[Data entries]
---+---
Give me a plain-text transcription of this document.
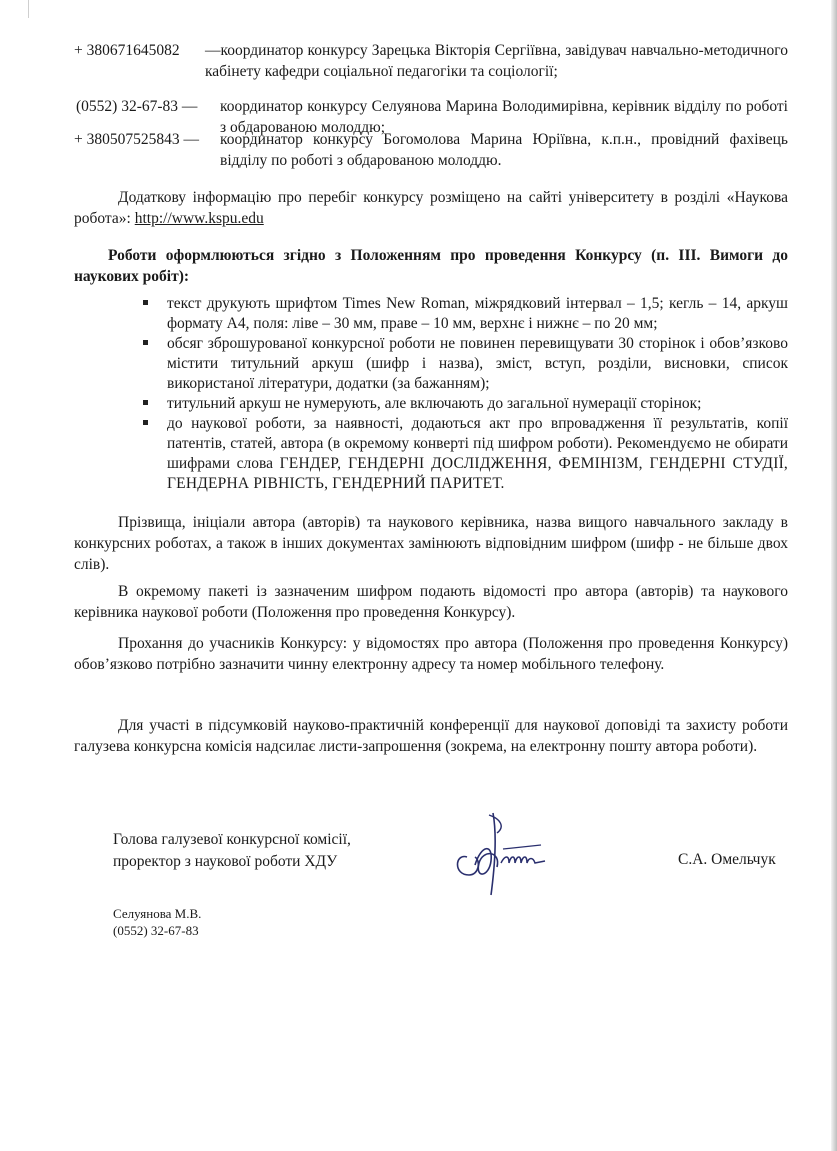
+ 380671645082 —координатор конкурсу Зарецька Вікторія Сергіївна, завідувач навчально-методичного кабінету кафедри соціальної педагогіки та соціології;
(0552) 32-67-83 — координатор конкурсу Селуянова Марина Володимирівна, керівник відділу по роботі з обдарованою молоддю;
+ 380507525843 — координатор конкурсу Богомолова Марина Юріївна, к.п.н., провідний фахівець відділу по роботі з обдарованою молоддю.
Додаткову інформацію про перебіг конкурсу розміщено на сайті університету в розділі «Наукова робота»: http://www.kspu.edu
Роботи оформлюються згідно з Положенням про проведення Конкурсу (п. ІІІ. Вимоги до наукових робіт):
текст друкують шрифтом Times New Roman, міжрядковий інтервал – 1,5; кегль – 14, аркуш формату А4, поля: ліве – 30 мм, праве – 10 мм, верхнє і нижнє – по 20 мм;
обсяг зброшурованої конкурсної роботи не повинен перевищувати 30 сторінок і обов’язково містити титульний аркуш (шифр і назва), зміст, вступ, розділи, висновки, список використаної літератури, додатки (за бажанням);
титульний аркуш не нумерують, але включають до загальної нумерації сторінок;
до наукової роботи, за наявності, додаються акт про впровадження її результатів, копії патентів, статей, автора (в окремому конверті під шифром роботи). Рекомендуємо не обирати шифрами слова ГЕНДЕР, ГЕНДЕРНІ ДОСЛІДЖЕННЯ, ФЕМІНІЗМ, ГЕНДЕРНІ СТУДІЇ, ГЕНДЕРНА РІВНІСТЬ, ГЕНДЕРНИЙ ПАРИТЕТ.
Прізвища, ініціали автора (авторів) та наукового керівника, назва вищого навчального закладу в конкурсних роботах, а також в інших документах замінюють відповідним шифром (шифр - не більше двох слів).
В окремому пакеті із зазначеним шифром подають відомості про автора (авторів) та наукового керівника наукової роботи (Положення про проведення Конкурсу).
Прохання до учасників Конкурсу: у відомостях про автора (Положення про проведення Конкурсу) обов’язково потрібно зазначити чинну електронну адресу та номер мобільного телефону.
Для участі в підсумковій науково-практичній конференції для наукової доповіді та захисту роботи галузева конкурсна комісія надсилає листи-запрошення (зокрема, на електронну пошту автора роботи).
Голова галузевої конкурсної комісії,
проректор з наукової роботи ХДУ	С.А. Омельчук
Селуянова М.В.
(0552) 32-67-83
---+---
Of the lines in the material, how many hold the word "відділу"? Reply with the number only.

2